Don't copy the pictures; return every other part of the records exactly.

^^^^^^^^^^^^^^^^

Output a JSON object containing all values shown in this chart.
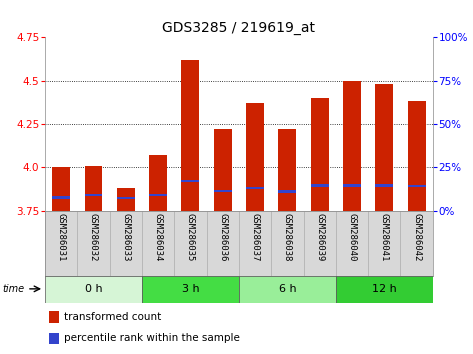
{
  "title": "GDS3285 / 219619_at",
  "samples": [
    "GSM286031",
    "GSM286032",
    "GSM286033",
    "GSM286034",
    "GSM286035",
    "GSM286036",
    "GSM286037",
    "GSM286038",
    "GSM286039",
    "GSM286040",
    "GSM286041",
    "GSM286042"
  ],
  "transformed_counts": [
    4.0,
    4.01,
    3.88,
    4.07,
    4.62,
    4.22,
    4.37,
    4.22,
    4.4,
    4.5,
    4.48,
    4.38
  ],
  "percentile_values": [
    3.825,
    3.84,
    3.822,
    3.84,
    3.92,
    3.862,
    3.882,
    3.86,
    3.895,
    3.895,
    3.895,
    3.893
  ],
  "bar_bottom": 3.75,
  "ylim": [
    3.75,
    4.75
  ],
  "yticks": [
    3.75,
    4.0,
    4.25,
    4.5,
    4.75
  ],
  "right_yticks": [
    0,
    25,
    50,
    75,
    100
  ],
  "bar_color": "#cc2200",
  "percentile_color": "#3344cc",
  "groups": [
    {
      "label": "0 h",
      "start": 0,
      "end": 3,
      "color": "#d6f5d6"
    },
    {
      "label": "3 h",
      "start": 3,
      "end": 6,
      "color": "#44dd44"
    },
    {
      "label": "6 h",
      "start": 6,
      "end": 9,
      "color": "#99ee99"
    },
    {
      "label": "12 h",
      "start": 9,
      "end": 12,
      "color": "#33cc33"
    }
  ],
  "label_bg_color": "#d8d8d8",
  "bar_width": 0.55,
  "title_fontsize": 10,
  "tick_fontsize": 7.5,
  "label_fontsize": 6.5
}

^^^^^^^^^^^^^^^^

*The solution:*
Output a JSON object containing all values shown in this chart.
{
  "title": "GDS3285 / 219619_at",
  "samples": [
    "GSM286031",
    "GSM286032",
    "GSM286033",
    "GSM286034",
    "GSM286035",
    "GSM286036",
    "GSM286037",
    "GSM286038",
    "GSM286039",
    "GSM286040",
    "GSM286041",
    "GSM286042"
  ],
  "transformed_counts": [
    4.0,
    4.01,
    3.88,
    4.07,
    4.62,
    4.22,
    4.37,
    4.22,
    4.4,
    4.5,
    4.48,
    4.38
  ],
  "percentile_values": [
    3.825,
    3.84,
    3.822,
    3.84,
    3.92,
    3.862,
    3.882,
    3.86,
    3.895,
    3.895,
    3.895,
    3.893
  ],
  "bar_bottom": 3.75,
  "ylim": [
    3.75,
    4.75
  ],
  "yticks": [
    3.75,
    4.0,
    4.25,
    4.5,
    4.75
  ],
  "right_yticks": [
    0,
    25,
    50,
    75,
    100
  ],
  "bar_color": "#cc2200",
  "percentile_color": "#3344cc",
  "groups": [
    {
      "label": "0 h",
      "start": 0,
      "end": 3,
      "color": "#d6f5d6"
    },
    {
      "label": "3 h",
      "start": 3,
      "end": 6,
      "color": "#44dd44"
    },
    {
      "label": "6 h",
      "start": 6,
      "end": 9,
      "color": "#99ee99"
    },
    {
      "label": "12 h",
      "start": 9,
      "end": 12,
      "color": "#33cc33"
    }
  ],
  "label_bg_color": "#d8d8d8",
  "bar_width": 0.55,
  "title_fontsize": 10,
  "tick_fontsize": 7.5,
  "label_fontsize": 6.5
}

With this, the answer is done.